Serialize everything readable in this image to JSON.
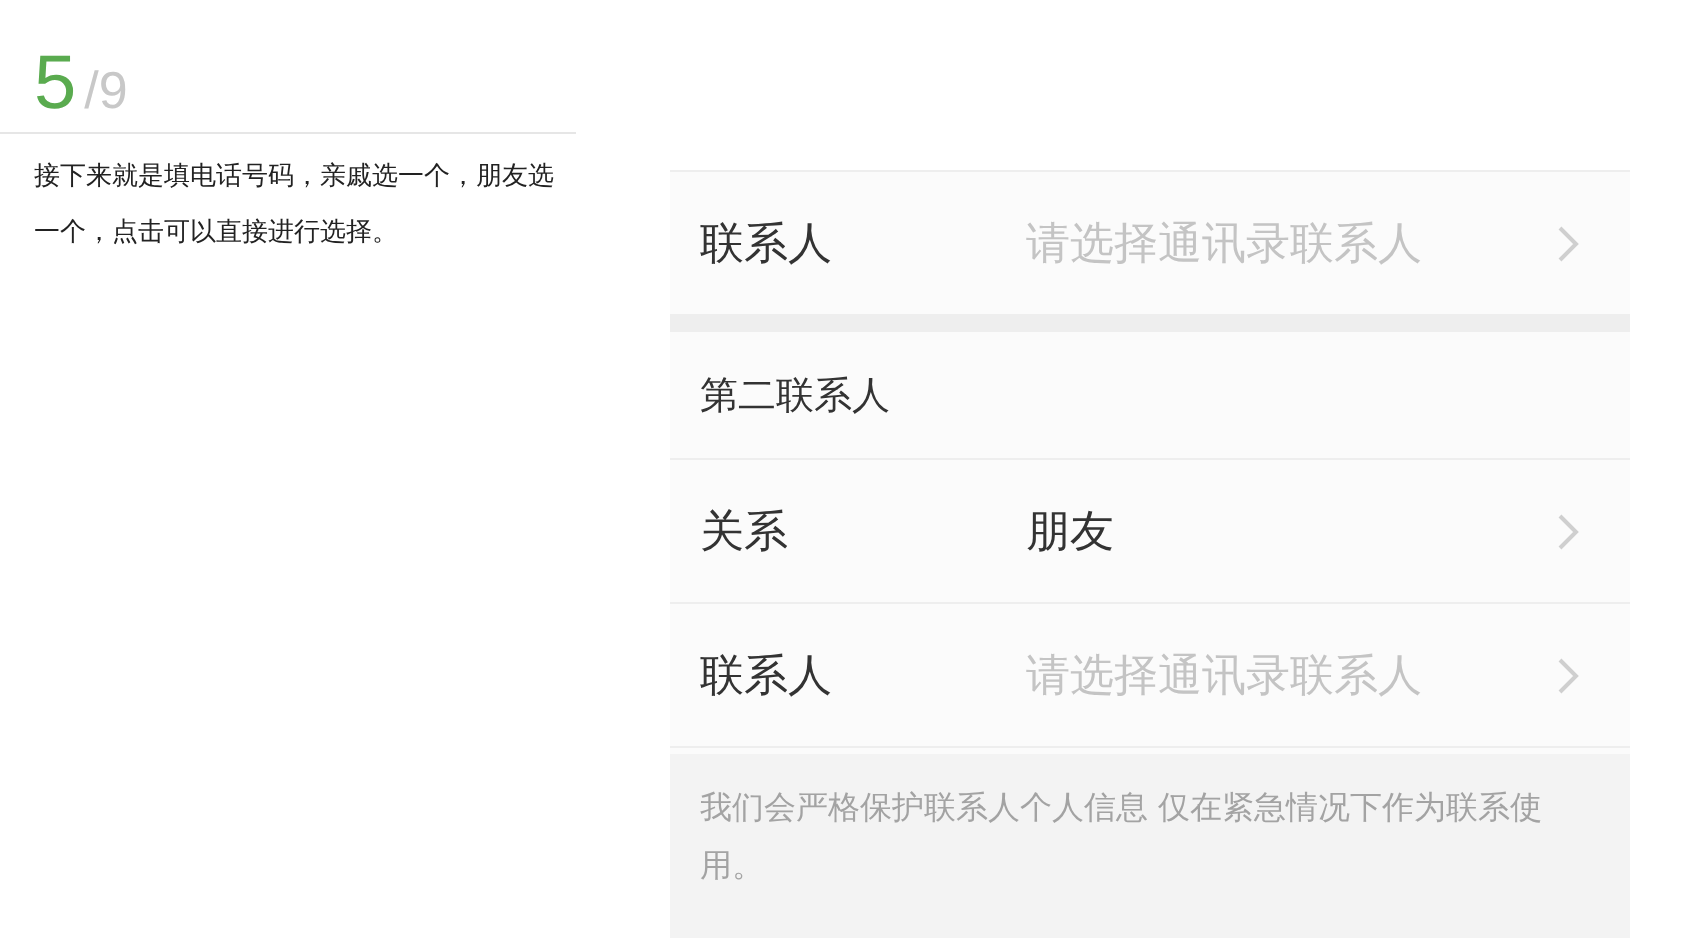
{
  "step": {
    "current": "5",
    "total": "/9"
  },
  "caption": "接下来就是填电话号码，亲戚选一个，朋友选一个，点击可以直接进行选择。",
  "form": {
    "first_group": [
      {
        "label": "联系人",
        "placeholder": "请选择通讯录联系人"
      }
    ],
    "section_title": "第二联系人",
    "second_group": [
      {
        "label": "关系",
        "value": "朋友"
      },
      {
        "label": "联系人",
        "placeholder": "请选择通讯录联系人"
      }
    ],
    "notice": "我们会严格保护联系人个人信息 仅在紧急情况下作为联系使用。"
  }
}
###
> CHALLENGE: Quote the data exactly, leaving every image out of the copy.

> TASK RESULT:
Serialize everything readable in this image to JSON.
{
  "step": {
    "current": "5",
    "total": "/9"
  },
  "caption": "接下来就是填电话号码，亲戚选一个，朋友选一个，点击可以直接进行选择。",
  "form": {
    "first_group": [
      {
        "label": "联系人",
        "placeholder": "请选择通讯录联系人"
      }
    ],
    "section_title": "第二联系人",
    "second_group": [
      {
        "label": "关系",
        "value": "朋友"
      },
      {
        "label": "联系人",
        "placeholder": "请选择通讯录联系人"
      }
    ],
    "notice": "我们会严格保护联系人个人信息 仅在紧急情况下作为联系使用。"
  }
}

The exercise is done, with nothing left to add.